**THE TASK:**
Every entry here needs to be repeated exactly.

>>

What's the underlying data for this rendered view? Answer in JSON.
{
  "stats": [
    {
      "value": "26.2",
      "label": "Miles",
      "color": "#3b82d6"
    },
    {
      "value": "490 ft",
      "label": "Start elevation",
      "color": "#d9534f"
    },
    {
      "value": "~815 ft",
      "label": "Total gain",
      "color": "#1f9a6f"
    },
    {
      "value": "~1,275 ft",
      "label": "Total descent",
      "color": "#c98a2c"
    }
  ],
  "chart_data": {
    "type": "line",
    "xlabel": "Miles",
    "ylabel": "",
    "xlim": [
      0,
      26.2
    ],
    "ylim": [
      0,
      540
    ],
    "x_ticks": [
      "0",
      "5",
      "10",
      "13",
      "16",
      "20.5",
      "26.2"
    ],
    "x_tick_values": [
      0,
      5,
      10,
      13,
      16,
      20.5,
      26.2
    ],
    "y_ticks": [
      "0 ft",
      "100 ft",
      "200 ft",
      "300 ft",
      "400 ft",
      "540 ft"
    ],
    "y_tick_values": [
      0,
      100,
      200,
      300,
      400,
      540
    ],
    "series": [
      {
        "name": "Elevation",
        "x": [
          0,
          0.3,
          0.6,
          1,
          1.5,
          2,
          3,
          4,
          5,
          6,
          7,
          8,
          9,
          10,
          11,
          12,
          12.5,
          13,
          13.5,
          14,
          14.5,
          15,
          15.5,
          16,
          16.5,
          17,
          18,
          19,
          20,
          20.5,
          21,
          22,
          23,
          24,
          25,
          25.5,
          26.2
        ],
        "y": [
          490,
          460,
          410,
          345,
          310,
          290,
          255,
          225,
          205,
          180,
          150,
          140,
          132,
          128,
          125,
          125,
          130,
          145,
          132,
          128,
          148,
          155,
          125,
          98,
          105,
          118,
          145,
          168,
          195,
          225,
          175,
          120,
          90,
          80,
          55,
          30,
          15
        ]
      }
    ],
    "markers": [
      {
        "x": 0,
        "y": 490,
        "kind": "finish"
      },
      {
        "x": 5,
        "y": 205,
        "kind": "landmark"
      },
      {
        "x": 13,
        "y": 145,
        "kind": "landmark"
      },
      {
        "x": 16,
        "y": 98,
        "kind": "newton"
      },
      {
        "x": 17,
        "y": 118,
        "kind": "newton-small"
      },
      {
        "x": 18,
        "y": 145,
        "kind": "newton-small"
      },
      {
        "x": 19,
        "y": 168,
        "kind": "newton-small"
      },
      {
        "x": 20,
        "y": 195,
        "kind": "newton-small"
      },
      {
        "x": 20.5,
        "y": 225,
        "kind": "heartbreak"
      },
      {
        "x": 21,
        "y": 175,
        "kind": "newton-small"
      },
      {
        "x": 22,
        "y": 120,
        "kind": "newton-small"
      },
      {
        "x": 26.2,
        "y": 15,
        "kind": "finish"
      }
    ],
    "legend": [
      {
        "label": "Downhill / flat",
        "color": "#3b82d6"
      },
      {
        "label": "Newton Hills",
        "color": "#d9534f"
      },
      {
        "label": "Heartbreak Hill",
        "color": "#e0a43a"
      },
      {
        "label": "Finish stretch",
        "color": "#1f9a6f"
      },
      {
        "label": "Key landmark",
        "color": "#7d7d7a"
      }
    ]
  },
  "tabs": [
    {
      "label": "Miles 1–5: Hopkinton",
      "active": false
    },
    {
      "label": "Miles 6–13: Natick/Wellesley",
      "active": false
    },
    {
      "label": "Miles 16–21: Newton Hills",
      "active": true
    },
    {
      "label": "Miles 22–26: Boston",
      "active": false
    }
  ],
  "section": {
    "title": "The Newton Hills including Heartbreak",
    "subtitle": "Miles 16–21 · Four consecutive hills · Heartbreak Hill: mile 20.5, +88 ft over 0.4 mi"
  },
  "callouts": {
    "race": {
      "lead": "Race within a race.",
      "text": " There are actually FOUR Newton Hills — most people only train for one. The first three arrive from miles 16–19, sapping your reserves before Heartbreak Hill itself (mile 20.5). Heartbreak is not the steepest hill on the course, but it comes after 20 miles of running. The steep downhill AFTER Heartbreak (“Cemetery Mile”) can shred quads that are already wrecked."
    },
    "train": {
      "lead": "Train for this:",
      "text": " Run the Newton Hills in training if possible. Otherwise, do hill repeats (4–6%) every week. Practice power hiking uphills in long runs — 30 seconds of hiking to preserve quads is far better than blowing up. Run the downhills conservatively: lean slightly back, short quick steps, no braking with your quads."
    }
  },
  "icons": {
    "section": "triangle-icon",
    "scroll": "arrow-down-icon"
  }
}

<<

**REPLY TO THE TASK:**
What's the underlying data for this rendered view? Answer in JSON.
{
  "stats": [
    {
      "value": "26.2",
      "label": "Miles",
      "color": "#3b82d6"
    },
    {
      "value": "490 ft",
      "label": "Start elevation",
      "color": "#d9534f"
    },
    {
      "value": "~815 ft",
      "label": "Total gain",
      "color": "#1f9a6f"
    },
    {
      "value": "~1,275 ft",
      "label": "Total descent",
      "color": "#c98a2c"
    }
  ],
  "chart_data": {
    "type": "line",
    "xlabel": "Miles",
    "ylabel": "",
    "xlim": [
      0,
      26.2
    ],
    "ylim": [
      0,
      540
    ],
    "x_ticks": [
      "0",
      "5",
      "10",
      "13",
      "16",
      "20.5",
      "26.2"
    ],
    "x_tick_values": [
      0,
      5,
      10,
      13,
      16,
      20.5,
      26.2
    ],
    "y_ticks": [
      "0 ft",
      "100 ft",
      "200 ft",
      "300 ft",
      "400 ft",
      "540 ft"
    ],
    "y_tick_values": [
      0,
      100,
      200,
      300,
      400,
      540
    ],
    "series": [
      {
        "name": "Elevation",
        "x": [
          0,
          0.3,
          0.6,
          1,
          1.5,
          2,
          3,
          4,
          5,
          6,
          7,
          8,
          9,
          10,
          11,
          12,
          12.5,
          13,
          13.5,
          14,
          14.5,
          15,
          15.5,
          16,
          16.5,
          17,
          18,
          19,
          20,
          20.5,
          21,
          22,
          23,
          24,
          25,
          25.5,
          26.2
        ],
        "y": [
          490,
          460,
          410,
          345,
          310,
          290,
          255,
          225,
          205,
          180,
          150,
          140,
          132,
          128,
          125,
          125,
          130,
          145,
          132,
          128,
          148,
          155,
          125,
          98,
          105,
          118,
          145,
          168,
          195,
          225,
          175,
          120,
          90,
          80,
          55,
          30,
          15
        ]
      }
    ],
    "markers": [
      {
        "x": 0,
        "y": 490,
        "kind": "finish"
      },
      {
        "x": 5,
        "y": 205,
        "kind": "landmark"
      },
      {
        "x": 13,
        "y": 145,
        "kind": "landmark"
      },
      {
        "x": 16,
        "y": 98,
        "kind": "newton"
      },
      {
        "x": 17,
        "y": 118,
        "kind": "newton-small"
      },
      {
        "x": 18,
        "y": 145,
        "kind": "newton-small"
      },
      {
        "x": 19,
        "y": 168,
        "kind": "newton-small"
      },
      {
        "x": 20,
        "y": 195,
        "kind": "newton-small"
      },
      {
        "x": 20.5,
        "y": 225,
        "kind": "heartbreak"
      },
      {
        "x": 21,
        "y": 175,
        "kind": "newton-small"
      },
      {
        "x": 22,
        "y": 120,
        "kind": "newton-small"
      },
      {
        "x": 26.2,
        "y": 15,
        "kind": "finish"
      }
    ],
    "legend": [
      {
        "label": "Downhill / flat",
        "color": "#3b82d6"
      },
      {
        "label": "Newton Hills",
        "color": "#d9534f"
      },
      {
        "label": "Heartbreak Hill",
        "color": "#e0a43a"
      },
      {
        "label": "Finish stretch",
        "color": "#1f9a6f"
      },
      {
        "label": "Key landmark",
        "color": "#7d7d7a"
      }
    ]
  },
  "tabs": [
    {
      "label": "Miles 1–5: Hopkinton",
      "active": false
    },
    {
      "label": "Miles 6–13: Natick/Wellesley",
      "active": false
    },
    {
      "label": "Miles 16–21: Newton Hills",
      "active": true
    },
    {
      "label": "Miles 22–26: Boston",
      "active": false
    }
  ],
  "section": {
    "title": "The Newton Hills including Heartbreak",
    "subtitle": "Miles 16–21 · Four consecutive hills · Heartbreak Hill: mile 20.5, +88 ft over 0.4 mi"
  },
  "callouts": {
    "race": {
      "lead": "Race within a race.",
      "text": " There are actually FOUR Newton Hills — most people only train for one. The first three arrive from miles 16–19, sapping your reserves before Heartbreak Hill itself (mile 20.5). Heartbreak is not the steepest hill on the course, but it comes after 20 miles of running. The steep downhill AFTER Heartbreak (“Cemetery Mile”) can shred quads that are already wrecked."
    },
    "train": {
      "lead": "Train for this:",
      "text": " Run the Newton Hills in training if possible. Otherwise, do hill repeats (4–6%) every week. Practice power hiking uphills in long runs — 30 seconds of hiking to preserve quads is far better than blowing up. Run the downhills conservatively: lean slightly back, short quick steps, no braking with your quads."
    }
  },
  "icons": {
    "section": "triangle-icon",
    "scroll": "arrow-down-icon"
  }
}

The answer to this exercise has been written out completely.